▶ _Exercise details_
Below are some records. Copy every line in them that holds "structured".

Saved data entries:
_ _ _ _

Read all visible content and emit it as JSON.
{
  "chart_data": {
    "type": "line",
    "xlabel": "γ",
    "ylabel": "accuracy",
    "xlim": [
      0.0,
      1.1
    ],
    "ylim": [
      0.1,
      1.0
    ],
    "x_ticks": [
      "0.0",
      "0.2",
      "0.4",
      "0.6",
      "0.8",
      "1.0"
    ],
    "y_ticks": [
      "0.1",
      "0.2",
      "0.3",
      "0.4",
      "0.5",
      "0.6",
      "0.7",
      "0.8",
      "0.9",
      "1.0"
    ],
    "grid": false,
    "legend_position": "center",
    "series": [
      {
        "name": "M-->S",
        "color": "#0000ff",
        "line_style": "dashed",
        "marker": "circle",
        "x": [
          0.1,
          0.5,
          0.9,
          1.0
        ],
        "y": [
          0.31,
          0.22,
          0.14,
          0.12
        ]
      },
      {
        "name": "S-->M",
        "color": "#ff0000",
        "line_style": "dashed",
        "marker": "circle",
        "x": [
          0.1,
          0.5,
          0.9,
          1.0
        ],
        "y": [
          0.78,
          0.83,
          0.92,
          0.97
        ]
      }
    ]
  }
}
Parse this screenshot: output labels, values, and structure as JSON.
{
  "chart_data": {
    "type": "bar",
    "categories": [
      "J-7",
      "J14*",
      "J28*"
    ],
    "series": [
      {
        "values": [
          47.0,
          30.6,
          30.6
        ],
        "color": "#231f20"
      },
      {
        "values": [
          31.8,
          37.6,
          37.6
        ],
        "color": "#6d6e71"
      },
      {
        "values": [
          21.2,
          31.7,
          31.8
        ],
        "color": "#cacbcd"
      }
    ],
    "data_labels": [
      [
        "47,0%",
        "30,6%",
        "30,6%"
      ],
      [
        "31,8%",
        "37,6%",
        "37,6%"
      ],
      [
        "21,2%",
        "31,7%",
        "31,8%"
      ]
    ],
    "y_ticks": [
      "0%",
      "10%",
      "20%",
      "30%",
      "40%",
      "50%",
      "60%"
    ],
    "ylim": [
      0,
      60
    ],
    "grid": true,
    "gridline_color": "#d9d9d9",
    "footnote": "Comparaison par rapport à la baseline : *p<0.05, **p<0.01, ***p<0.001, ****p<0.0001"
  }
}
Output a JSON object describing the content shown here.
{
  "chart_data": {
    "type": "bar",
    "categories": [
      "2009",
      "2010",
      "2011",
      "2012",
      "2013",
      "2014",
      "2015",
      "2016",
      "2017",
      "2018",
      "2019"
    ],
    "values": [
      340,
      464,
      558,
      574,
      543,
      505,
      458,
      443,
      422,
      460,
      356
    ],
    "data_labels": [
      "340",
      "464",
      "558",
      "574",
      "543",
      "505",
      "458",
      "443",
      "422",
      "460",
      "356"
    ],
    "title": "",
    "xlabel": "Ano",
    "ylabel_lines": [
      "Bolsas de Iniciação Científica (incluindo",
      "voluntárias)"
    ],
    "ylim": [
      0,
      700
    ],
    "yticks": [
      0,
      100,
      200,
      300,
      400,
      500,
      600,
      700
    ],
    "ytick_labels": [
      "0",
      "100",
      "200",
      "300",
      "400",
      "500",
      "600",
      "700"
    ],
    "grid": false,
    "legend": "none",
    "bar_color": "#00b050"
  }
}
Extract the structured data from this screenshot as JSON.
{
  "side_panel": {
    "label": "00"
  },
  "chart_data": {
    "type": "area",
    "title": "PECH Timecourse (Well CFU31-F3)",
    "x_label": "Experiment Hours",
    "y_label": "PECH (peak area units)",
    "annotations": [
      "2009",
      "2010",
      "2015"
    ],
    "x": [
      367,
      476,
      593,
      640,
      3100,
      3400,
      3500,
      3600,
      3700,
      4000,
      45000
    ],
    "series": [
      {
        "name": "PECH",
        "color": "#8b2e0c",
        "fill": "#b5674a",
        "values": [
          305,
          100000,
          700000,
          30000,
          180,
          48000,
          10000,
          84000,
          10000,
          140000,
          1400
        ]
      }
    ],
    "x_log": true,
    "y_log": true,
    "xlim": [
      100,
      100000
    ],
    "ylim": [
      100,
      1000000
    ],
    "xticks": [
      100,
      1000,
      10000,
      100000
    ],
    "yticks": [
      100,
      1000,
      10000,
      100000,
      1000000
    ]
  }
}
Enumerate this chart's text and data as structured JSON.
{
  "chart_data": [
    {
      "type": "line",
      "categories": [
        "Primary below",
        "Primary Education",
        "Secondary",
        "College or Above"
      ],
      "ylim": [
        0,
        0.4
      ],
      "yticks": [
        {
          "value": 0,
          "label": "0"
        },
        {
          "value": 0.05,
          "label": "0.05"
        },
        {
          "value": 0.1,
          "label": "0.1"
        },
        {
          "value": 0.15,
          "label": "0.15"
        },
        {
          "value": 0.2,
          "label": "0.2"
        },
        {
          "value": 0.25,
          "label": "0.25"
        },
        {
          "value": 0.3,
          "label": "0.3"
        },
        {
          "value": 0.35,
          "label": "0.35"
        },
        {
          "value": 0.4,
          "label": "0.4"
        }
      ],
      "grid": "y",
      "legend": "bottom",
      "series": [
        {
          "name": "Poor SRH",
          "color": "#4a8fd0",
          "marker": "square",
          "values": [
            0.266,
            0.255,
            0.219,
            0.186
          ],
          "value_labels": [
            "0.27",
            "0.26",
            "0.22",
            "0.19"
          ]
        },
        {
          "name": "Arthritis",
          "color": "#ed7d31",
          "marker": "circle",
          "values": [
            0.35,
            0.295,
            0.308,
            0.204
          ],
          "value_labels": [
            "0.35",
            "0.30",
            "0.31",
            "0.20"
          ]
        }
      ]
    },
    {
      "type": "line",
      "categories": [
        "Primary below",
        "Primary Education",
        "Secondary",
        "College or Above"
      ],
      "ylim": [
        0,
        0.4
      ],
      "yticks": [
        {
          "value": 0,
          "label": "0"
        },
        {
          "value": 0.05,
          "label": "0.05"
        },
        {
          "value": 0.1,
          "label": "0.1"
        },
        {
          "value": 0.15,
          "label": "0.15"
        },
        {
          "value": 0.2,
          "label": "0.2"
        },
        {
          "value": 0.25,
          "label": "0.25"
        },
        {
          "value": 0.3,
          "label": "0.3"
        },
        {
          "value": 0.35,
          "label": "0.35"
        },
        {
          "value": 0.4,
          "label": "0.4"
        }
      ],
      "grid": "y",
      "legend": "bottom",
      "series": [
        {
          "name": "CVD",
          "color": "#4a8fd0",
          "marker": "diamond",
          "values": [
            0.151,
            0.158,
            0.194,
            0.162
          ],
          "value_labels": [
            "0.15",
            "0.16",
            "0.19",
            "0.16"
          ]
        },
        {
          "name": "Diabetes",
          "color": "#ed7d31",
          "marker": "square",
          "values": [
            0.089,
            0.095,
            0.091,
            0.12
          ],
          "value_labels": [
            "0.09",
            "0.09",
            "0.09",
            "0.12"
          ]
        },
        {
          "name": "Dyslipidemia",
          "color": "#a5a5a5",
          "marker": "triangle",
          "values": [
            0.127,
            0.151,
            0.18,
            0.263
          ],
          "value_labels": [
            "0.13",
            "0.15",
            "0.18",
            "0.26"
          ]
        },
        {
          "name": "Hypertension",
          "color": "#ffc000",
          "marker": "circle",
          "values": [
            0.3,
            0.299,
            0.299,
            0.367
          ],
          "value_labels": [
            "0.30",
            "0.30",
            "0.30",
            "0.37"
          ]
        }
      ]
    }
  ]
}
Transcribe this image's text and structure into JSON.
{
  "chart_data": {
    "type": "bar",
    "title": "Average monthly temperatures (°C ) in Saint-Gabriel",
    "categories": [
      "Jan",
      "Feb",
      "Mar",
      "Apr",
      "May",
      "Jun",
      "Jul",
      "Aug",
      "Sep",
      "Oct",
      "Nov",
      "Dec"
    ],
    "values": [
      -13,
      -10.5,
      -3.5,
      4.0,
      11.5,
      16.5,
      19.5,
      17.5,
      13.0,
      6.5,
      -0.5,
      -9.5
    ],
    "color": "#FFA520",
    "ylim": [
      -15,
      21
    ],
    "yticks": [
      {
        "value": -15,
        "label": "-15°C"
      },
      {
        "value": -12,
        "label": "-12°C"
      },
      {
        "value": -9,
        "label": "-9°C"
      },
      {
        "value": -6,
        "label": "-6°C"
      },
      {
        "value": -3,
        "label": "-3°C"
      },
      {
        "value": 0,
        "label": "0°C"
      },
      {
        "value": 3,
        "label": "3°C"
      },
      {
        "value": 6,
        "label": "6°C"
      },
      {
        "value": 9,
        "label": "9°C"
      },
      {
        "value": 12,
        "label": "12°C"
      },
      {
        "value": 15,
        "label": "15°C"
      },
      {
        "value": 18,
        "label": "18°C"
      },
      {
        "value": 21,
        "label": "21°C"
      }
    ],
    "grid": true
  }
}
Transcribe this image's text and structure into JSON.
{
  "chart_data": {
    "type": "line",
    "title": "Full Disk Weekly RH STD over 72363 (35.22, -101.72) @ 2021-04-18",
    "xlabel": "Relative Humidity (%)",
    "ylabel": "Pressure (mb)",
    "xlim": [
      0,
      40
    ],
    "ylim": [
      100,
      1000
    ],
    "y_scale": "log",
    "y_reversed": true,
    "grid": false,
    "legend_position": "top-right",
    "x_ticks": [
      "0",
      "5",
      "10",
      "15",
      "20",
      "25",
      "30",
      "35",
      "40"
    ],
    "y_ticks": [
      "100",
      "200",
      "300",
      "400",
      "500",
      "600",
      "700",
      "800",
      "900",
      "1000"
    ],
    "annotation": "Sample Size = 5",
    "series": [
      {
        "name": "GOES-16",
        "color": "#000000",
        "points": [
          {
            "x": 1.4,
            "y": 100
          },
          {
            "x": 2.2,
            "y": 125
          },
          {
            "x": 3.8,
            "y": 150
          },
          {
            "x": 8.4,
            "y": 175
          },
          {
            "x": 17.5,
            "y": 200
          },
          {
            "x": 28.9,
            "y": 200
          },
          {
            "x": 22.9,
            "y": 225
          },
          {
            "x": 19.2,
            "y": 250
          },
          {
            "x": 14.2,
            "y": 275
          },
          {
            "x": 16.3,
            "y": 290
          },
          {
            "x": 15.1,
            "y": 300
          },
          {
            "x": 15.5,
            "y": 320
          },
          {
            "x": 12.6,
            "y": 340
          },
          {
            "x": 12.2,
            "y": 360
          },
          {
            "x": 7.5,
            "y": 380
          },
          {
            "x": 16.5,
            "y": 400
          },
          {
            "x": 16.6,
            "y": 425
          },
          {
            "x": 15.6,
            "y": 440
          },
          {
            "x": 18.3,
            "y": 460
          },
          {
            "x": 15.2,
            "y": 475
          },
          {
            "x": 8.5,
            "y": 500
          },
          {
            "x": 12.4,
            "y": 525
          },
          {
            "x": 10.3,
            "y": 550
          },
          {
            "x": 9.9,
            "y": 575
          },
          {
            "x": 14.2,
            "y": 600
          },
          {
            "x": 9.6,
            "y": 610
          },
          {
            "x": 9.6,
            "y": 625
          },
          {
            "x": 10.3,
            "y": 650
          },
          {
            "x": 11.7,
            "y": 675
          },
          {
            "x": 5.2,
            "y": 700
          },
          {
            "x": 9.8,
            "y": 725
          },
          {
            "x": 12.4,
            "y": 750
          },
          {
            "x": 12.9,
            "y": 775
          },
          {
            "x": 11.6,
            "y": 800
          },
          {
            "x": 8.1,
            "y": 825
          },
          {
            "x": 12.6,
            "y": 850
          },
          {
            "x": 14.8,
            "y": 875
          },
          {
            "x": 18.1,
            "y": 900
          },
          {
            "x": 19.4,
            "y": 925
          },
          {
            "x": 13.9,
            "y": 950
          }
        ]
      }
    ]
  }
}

_ _ _ _

▶ _Response to this exercise_
Extract the structured data from this screenshot as JSON.
Enumerate this chart's text and data as structured JSON.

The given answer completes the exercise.